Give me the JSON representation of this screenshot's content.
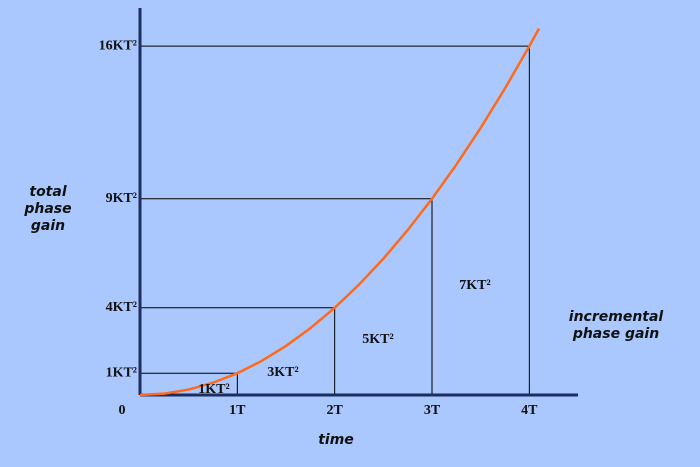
{
  "chart_data": {
    "type": "line",
    "ylabel": [
      "total",
      "phase",
      "gain"
    ],
    "xlabel": "time",
    "side_label": [
      "incremental",
      "phase gain"
    ],
    "annotations": [
      "1KT²",
      "3KT²",
      "5KT²",
      "7KT²"
    ],
    "x": [
      0,
      0.25,
      0.5,
      0.75,
      1,
      1.25,
      1.5,
      1.75,
      2,
      2.25,
      2.5,
      2.75,
      3,
      3.25,
      3.5,
      3.75,
      4,
      4.1
    ],
    "series": [
      {
        "color": "#ff6a1a",
        "values": [
          0,
          0.0625,
          0.25,
          0.5625,
          1,
          1.5625,
          2.25,
          3.0625,
          4,
          5.0625,
          6.25,
          7.5625,
          9,
          10.5625,
          12.25,
          14.0625,
          16,
          16.81
        ]
      }
    ],
    "xlim": [
      0,
      4.5
    ],
    "ylim": [
      0,
      17.75
    ],
    "xticks": [
      0,
      {
        "value": 1,
        "label": "1T"
      },
      {
        "value": 2,
        "label": "2T"
      },
      {
        "value": 3,
        "label": "3T"
      },
      {
        "value": 4,
        "label": "4T"
      }
    ],
    "yticks": [
      {
        "value": 1,
        "label": "1KT²"
      },
      {
        "value": 4,
        "label": "4KT²"
      },
      {
        "value": 9,
        "label": "9KT²"
      },
      {
        "value": 16,
        "label": "16KT²"
      }
    ]
  }
}
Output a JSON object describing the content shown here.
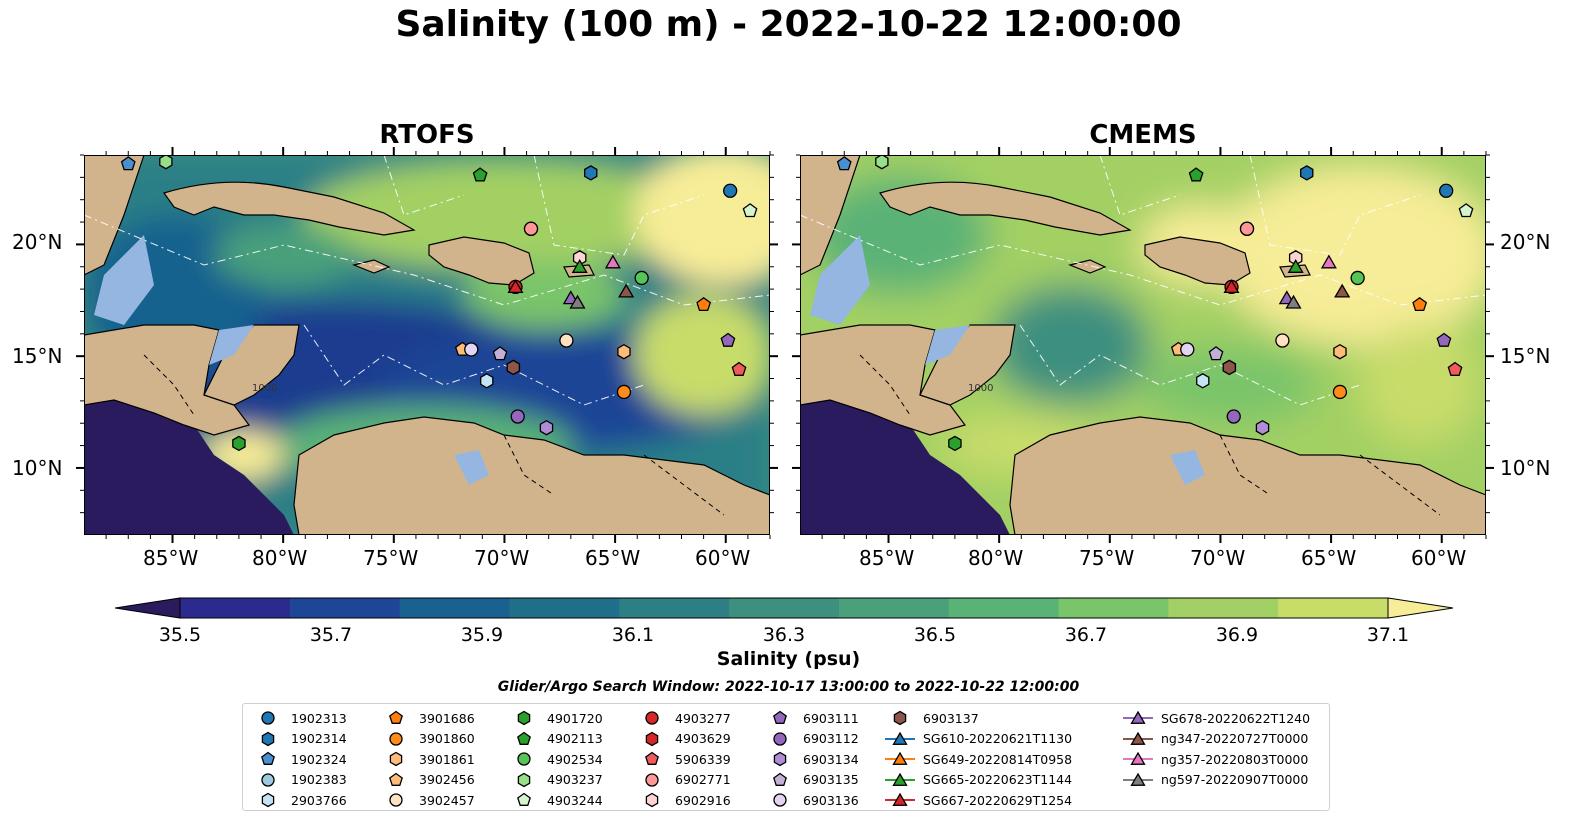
{
  "title": "Salinity (100 m) - 2022-10-22 12:00:00",
  "panels": [
    {
      "id": "rtofs",
      "title": "RTOFS"
    },
    {
      "id": "cmems",
      "title": "CMEMS"
    }
  ],
  "lat_labels": [
    "20°N",
    "15°N",
    "10°N"
  ],
  "lon_labels": [
    "85°W",
    "80°W",
    "75°W",
    "70°W",
    "65°W",
    "60°W"
  ],
  "bathymetry_label": "1000",
  "colorbar": {
    "label": "Salinity (psu)",
    "ticks": [
      "35.5",
      "35.7",
      "35.9",
      "36.1",
      "36.3",
      "36.5",
      "36.7",
      "36.9",
      "37.1"
    ],
    "range": [
      35.5,
      37.1
    ],
    "colors": [
      "#2a1b5e",
      "#2c2a8c",
      "#1f4596",
      "#19628f",
      "#1f6f8b",
      "#2e7f85",
      "#3d8f7f",
      "#4aa07a",
      "#5ab276",
      "#7ac46a",
      "#a3d064",
      "#c8dc6a",
      "#f7ec97"
    ]
  },
  "search_window": "Glider/Argo Search Window: 2022-10-17 13:00:00 to 2022-10-22 12:00:00",
  "legend": [
    {
      "label": "1902313",
      "marker": "circle",
      "color": "#1f77b4"
    },
    {
      "label": "1902314",
      "marker": "hexagon",
      "color": "#1f77b4"
    },
    {
      "label": "1902324",
      "marker": "pentagon",
      "color": "#4a8fd0"
    },
    {
      "label": "1902383",
      "marker": "circle",
      "color": "#9ecae1"
    },
    {
      "label": "2903766",
      "marker": "hexagon",
      "color": "#c6e2f5"
    },
    {
      "label": "3901686",
      "marker": "pentagon",
      "color": "#ff7f0e"
    },
    {
      "label": "3901860",
      "marker": "circle",
      "color": "#ff8c1a"
    },
    {
      "label": "3901861",
      "marker": "hexagon",
      "color": "#ffbb78"
    },
    {
      "label": "3902456",
      "marker": "pentagon",
      "color": "#ffbb78"
    },
    {
      "label": "3902457",
      "marker": "circle",
      "color": "#ffe2c2"
    },
    {
      "label": "4901720",
      "marker": "hexagon",
      "color": "#2ca02c"
    },
    {
      "label": "4902113",
      "marker": "pentagon",
      "color": "#2ca02c"
    },
    {
      "label": "4902534",
      "marker": "circle",
      "color": "#57c457"
    },
    {
      "label": "4903237",
      "marker": "hexagon",
      "color": "#98df8a"
    },
    {
      "label": "4903244",
      "marker": "pentagon",
      "color": "#d5f5cf"
    },
    {
      "label": "4903277",
      "marker": "circle",
      "color": "#d62728"
    },
    {
      "label": "4903629",
      "marker": "hexagon",
      "color": "#d62728"
    },
    {
      "label": "5906339",
      "marker": "pentagon",
      "color": "#f05a5a"
    },
    {
      "label": "6902771",
      "marker": "circle",
      "color": "#ff9896"
    },
    {
      "label": "6902916",
      "marker": "hexagon",
      "color": "#ffd3d2"
    },
    {
      "label": "6903111",
      "marker": "pentagon",
      "color": "#9467bd"
    },
    {
      "label": "6903112",
      "marker": "circle",
      "color": "#9467bd"
    },
    {
      "label": "6903134",
      "marker": "hexagon",
      "color": "#b08bd6"
    },
    {
      "label": "6903135",
      "marker": "pentagon",
      "color": "#c5b0d5"
    },
    {
      "label": "6903136",
      "marker": "circle",
      "color": "#e3d5f2"
    },
    {
      "label": "6903137",
      "marker": "hexagon",
      "color": "#8c564b"
    },
    {
      "label": "SG610-20220621T1130",
      "marker": "triangle-line",
      "color": "#1f77b4"
    },
    {
      "label": "SG649-20220814T0958",
      "marker": "triangle-line",
      "color": "#ff7f0e"
    },
    {
      "label": "SG665-20220623T1144",
      "marker": "triangle-line",
      "color": "#2ca02c"
    },
    {
      "label": "SG667-20220629T1254",
      "marker": "triangle-line",
      "color": "#d62728"
    },
    {
      "label": "SG678-20220622T1240",
      "marker": "triangle-line",
      "color": "#9467bd"
    },
    {
      "label": "ng347-20220727T0000",
      "marker": "triangle-line",
      "color": "#8c564b"
    },
    {
      "label": "ng357-20220803T0000",
      "marker": "triangle-line",
      "color": "#e377c2"
    },
    {
      "label": "ng597-20220907T0000",
      "marker": "triangle-line",
      "color": "#7f7f7f"
    }
  ],
  "observations": [
    {
      "id": "1902313",
      "lon": -59.8,
      "lat": 22.4
    },
    {
      "id": "1902314",
      "lon": -66.1,
      "lat": 23.2
    },
    {
      "id": "1902324",
      "lon": -87.0,
      "lat": 23.6
    },
    {
      "id": "1902383",
      "lon": -68.8,
      "lat": 20.7
    },
    {
      "id": "2903766",
      "lon": -70.8,
      "lat": 13.9
    },
    {
      "id": "3901686",
      "lon": -61.0,
      "lat": 17.3
    },
    {
      "id": "3901860",
      "lon": -64.6,
      "lat": 13.4
    },
    {
      "id": "3901861",
      "lon": -64.6,
      "lat": 15.2
    },
    {
      "id": "3902456",
      "lon": -71.9,
      "lat": 15.3
    },
    {
      "id": "3902457",
      "lon": -67.2,
      "lat": 15.7
    },
    {
      "id": "4901720",
      "lon": -82.0,
      "lat": 11.1
    },
    {
      "id": "4902113",
      "lon": -71.1,
      "lat": 23.1
    },
    {
      "id": "4902534",
      "lon": -63.8,
      "lat": 18.5
    },
    {
      "id": "4903237",
      "lon": -85.3,
      "lat": 23.7
    },
    {
      "id": "4903244",
      "lon": -58.9,
      "lat": 21.5
    },
    {
      "id": "4903277",
      "lon": -69.5,
      "lat": 18.1
    },
    {
      "id": "4903629",
      "lon": -69.6,
      "lat": 14.5
    },
    {
      "id": "5906339",
      "lon": -59.4,
      "lat": 14.4
    },
    {
      "id": "6902771",
      "lon": -68.8,
      "lat": 20.7
    },
    {
      "id": "6902916",
      "lon": -66.6,
      "lat": 19.4
    },
    {
      "id": "6903111",
      "lon": -59.9,
      "lat": 15.7
    },
    {
      "id": "6903112",
      "lon": -69.4,
      "lat": 12.3
    },
    {
      "id": "6903134",
      "lon": -68.1,
      "lat": 11.8
    },
    {
      "id": "6903135",
      "lon": -70.2,
      "lat": 15.1
    },
    {
      "id": "6903136",
      "lon": -71.5,
      "lat": 15.3
    },
    {
      "id": "6903137",
      "lon": -69.6,
      "lat": 14.5
    },
    {
      "id": "SG665-20220623T1144",
      "lon": -66.6,
      "lat": 19.0
    },
    {
      "id": "SG667-20220629T1254",
      "lon": -69.5,
      "lat": 18.1
    },
    {
      "id": "SG678-20220622T1240",
      "lon": -67.0,
      "lat": 17.6
    },
    {
      "id": "ng347-20220727T0000",
      "lon": -64.5,
      "lat": 17.9
    },
    {
      "id": "ng357-20220803T0000",
      "lon": -65.1,
      "lat": 19.2
    },
    {
      "id": "ng597-20220907T0000",
      "lon": -66.7,
      "lat": 17.4
    }
  ]
}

++++++

Return a copy of every line that includes the word "JSON".

Give me the JSON representation of this screenshot's content.
Output a JSON object describing the content shown here.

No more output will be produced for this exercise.